→ Goal
Determine how many lines include "tuotteet". Give the number and nothing else.

####################

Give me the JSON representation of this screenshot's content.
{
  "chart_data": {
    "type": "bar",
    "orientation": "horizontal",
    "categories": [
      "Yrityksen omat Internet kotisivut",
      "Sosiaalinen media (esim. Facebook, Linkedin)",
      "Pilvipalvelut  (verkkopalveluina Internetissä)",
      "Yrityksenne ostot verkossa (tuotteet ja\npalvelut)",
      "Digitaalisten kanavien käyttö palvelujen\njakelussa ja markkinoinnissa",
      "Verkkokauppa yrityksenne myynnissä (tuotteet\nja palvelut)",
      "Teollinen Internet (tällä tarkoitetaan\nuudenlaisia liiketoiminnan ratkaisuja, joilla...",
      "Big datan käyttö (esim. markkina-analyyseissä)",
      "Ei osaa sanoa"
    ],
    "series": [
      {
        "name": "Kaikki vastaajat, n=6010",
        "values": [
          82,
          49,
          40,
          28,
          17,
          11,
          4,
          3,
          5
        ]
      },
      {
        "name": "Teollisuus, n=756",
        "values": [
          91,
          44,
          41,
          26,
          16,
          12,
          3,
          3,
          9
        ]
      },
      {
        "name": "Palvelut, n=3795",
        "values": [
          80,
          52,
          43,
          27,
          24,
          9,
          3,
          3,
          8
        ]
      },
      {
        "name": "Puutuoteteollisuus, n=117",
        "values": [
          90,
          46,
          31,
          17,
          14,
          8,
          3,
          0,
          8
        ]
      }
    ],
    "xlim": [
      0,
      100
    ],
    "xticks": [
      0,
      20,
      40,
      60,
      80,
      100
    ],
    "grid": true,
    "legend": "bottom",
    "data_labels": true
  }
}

####################

→ Solution for this problem
2